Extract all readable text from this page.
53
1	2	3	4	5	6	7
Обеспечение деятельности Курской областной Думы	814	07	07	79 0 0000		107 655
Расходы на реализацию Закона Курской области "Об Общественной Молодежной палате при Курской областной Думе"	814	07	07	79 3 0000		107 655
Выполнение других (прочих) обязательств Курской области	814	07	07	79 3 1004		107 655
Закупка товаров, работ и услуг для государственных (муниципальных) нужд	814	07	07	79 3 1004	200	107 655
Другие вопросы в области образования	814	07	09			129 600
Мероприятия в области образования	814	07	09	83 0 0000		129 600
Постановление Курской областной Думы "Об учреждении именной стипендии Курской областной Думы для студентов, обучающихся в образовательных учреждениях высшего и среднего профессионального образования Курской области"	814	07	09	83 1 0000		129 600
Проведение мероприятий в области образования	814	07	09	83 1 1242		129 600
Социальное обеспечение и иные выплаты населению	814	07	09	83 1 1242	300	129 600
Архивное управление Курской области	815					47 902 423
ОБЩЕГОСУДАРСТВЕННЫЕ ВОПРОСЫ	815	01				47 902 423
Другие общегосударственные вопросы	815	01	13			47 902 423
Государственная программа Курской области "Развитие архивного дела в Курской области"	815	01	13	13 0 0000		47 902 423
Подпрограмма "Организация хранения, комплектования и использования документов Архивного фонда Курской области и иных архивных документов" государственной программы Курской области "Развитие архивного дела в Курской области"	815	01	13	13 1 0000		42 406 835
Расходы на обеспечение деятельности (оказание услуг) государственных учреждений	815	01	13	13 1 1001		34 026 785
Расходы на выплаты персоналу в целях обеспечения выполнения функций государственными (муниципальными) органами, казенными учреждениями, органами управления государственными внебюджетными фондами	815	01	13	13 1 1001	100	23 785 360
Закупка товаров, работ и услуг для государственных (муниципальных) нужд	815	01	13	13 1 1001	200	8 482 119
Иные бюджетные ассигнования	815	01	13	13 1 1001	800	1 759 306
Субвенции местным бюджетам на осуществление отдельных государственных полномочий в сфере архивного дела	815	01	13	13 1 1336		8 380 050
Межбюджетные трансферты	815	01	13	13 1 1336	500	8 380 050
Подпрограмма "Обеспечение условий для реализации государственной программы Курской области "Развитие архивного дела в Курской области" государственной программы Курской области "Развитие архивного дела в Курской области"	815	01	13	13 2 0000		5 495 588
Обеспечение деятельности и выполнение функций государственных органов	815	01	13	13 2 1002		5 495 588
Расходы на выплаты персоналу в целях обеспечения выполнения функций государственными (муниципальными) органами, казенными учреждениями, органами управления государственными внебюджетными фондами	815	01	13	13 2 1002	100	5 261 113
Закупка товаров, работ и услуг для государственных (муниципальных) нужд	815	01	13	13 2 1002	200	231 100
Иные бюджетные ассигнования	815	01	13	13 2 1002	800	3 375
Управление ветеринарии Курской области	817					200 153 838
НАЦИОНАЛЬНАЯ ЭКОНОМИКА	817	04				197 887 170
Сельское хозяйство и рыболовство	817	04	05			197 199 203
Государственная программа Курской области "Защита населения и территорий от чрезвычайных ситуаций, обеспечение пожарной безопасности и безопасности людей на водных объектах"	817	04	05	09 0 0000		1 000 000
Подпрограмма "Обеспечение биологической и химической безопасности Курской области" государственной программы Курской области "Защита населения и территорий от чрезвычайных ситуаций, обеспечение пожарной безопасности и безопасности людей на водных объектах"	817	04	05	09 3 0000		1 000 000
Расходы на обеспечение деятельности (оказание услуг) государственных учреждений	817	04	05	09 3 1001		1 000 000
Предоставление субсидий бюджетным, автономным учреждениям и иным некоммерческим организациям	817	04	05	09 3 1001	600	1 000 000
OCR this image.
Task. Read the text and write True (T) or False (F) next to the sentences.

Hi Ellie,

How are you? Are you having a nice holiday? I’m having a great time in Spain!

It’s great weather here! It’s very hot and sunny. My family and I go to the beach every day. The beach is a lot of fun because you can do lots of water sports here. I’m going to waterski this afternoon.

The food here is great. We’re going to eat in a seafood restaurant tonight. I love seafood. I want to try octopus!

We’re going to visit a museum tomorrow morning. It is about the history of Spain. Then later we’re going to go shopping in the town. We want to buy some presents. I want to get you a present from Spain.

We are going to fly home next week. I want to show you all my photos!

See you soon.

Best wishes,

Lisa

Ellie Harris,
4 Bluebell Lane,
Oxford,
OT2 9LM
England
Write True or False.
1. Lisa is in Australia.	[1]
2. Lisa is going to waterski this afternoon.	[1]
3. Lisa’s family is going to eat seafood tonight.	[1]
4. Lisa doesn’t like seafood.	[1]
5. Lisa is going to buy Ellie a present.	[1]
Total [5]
○ ○ ○ ○ ○ ○ ○
Do this :: Exactly reproduce every line of the records.

Exercise output ::
Extract all readable text from this page.
53
1	2	3	4	5	6	7
Обеспечение деятельности Курской областной Думы	814	07	07	79 0 0000		107 655
Расходы на реализацию Закона Курской области "Об Общественной Молодежной палате при Курской областной Думе"	814	07	07	79 3 0000		107 655
Выполнение других (прочих) обязательств Курской области	814	07	07	79 3 1004		107 655
Закупка товаров, работ и услуг для государственных (муниципальных) нужд	814	07	07	79 3 1004	200	107 655
Другие вопросы в области образования	814	07	09			129 600
Мероприятия в области образования	814	07	09	83 0 0000		129 600
Постановление Курской областной Думы "Об учреждении именной стипендии Курской областной Думы для студентов, обучающихся в образовательных учреждениях высшего и среднего профессионального образования Курской области"	814	07	09	83 1 0000		129 600
Проведение мероприятий в области образования	814	07	09	83 1 1242		129 600
Социальное обеспечение и иные выплаты населению	814	07	09	83 1 1242	300	129 600
Архивное управление Курской области	815					47 902 423
ОБЩЕГОСУДАРСТВЕННЫЕ ВОПРОСЫ	815	01				47 902 423
Другие общегосударственные вопросы	815	01	13			47 902 423
Государственная программа Курской области "Развитие архивного дела в Курской области"	815	01	13	13 0 0000		47 902 423
Подпрограмма "Организация хранения, комплектования и использования документов Архивного фонда Курской области и иных архивных документов" государственной программы Курской области "Развитие архивного дела в Курской области"	815	01	13	13 1 0000		42 406 835
Расходы на обеспечение деятельности (оказание услуг) государственных учреждений	815	01	13	13 1 1001		34 026 785
Расходы на выплаты персоналу в целях обеспечения выполнения функций государственными (муниципальными) органами, казенными учреждениями, органами управления государственными внебюджетными фондами	815	01	13	13 1 1001	100	23 785 360
Закупка товаров, работ и услуг для государственных (муниципальных) нужд	815	01	13	13 1 1001	200	8 482 119
Иные бюджетные ассигнования	815	01	13	13 1 1001	800	1 759 306
Субвенции местным бюджетам на осуществление отдельных государственных полномочий в сфере архивного дела	815	01	13	13 1 1336		8 380 050
Межбюджетные трансферты	815	01	13	13 1 1336	500	8 380 050
Подпрограмма "Обеспечение условий для реализации государственной программы Курской области "Развитие архивного дела в Курской области" государственной программы Курской области "Развитие архивного дела в Курской области"	815	01	13	13 2 0000		5 495 588
Обеспечение деятельности и выполнение функций государственных органов	815	01	13	13 2 1002		5 495 588
Расходы на выплаты персоналу в целях обеспечения выполнения функций государственными (муниципальными) органами, казенными учреждениями, органами управления государственными внебюджетными фондами	815	01	13	13 2 1002	100	5 261 113
Закупка товаров, работ и услуг для государственных (муниципальных) нужд	815	01	13	13 2 1002	200	231 100
Иные бюджетные ассигнования	815	01	13	13 2 1002	800	3 375
Управление ветеринарии Курской области	817					200 153 838
НАЦИОНАЛЬНАЯ ЭКОНОМИКА	817	04				197 887 170
Сельское хозяйство и рыболовство	817	04	05			197 199 203
Государственная программа Курской области "Защита населения и территорий от чрезвычайных ситуаций, обеспечение пожарной безопасности и безопасности людей на водных объектах"	817	04	05	09 0 0000		1 000 000
Подпрограмма "Обеспечение биологической и химической безопасности Курской области" государственной программы Курской области "Защита населения и территорий от чрезвычайных ситуаций, обеспечение пожарной безопасности и безопасности людей на водных объектах"	817	04	05	09 3 0000		1 000 000
Расходы на обеспечение деятельности (оказание услуг) государственных учреждений	817	04	05	09 3 1001		1 000 000
Предоставление субсидий бюджетным, автономным учреждениям и иным некоммерческим организациям	817	04	05	09 3 1001	600	1 000 000
OCR this image.
Task. Read the text and write True (T) or False (F) next to the sentences.

Hi Ellie,

How are you? Are you having a nice holiday? I’m having a great time in Spain!

It’s great weather here! It’s very hot and sunny. My family and I go to the beach every day. The beach is a lot of fun because you can do lots of water sports here. I’m going to waterski this afternoon.

The food here is great. We’re going to eat in a seafood restaurant tonight. I love seafood. I want to try octopus!

We’re going to visit a museum tomorrow morning. It is about the history of Spain. Then later we’re going to go shopping in the town. We want to buy some presents. I want to get you a present from Spain.

We are going to fly home next week. I want to show you all my photos!

See you soon.

Best wishes,

Lisa

Ellie Harris,
4 Bluebell Lane,
Oxford,
OT2 9LM
England
Write True or False.
1. Lisa is in Australia.	[1]
2. Lisa is going to waterski this afternoon.	[1]
3. Lisa’s family is going to eat seafood tonight.	[1]
4. Lisa doesn’t like seafood.	[1]
5. Lisa is going to buy Ellie a present.	[1]
Total [5]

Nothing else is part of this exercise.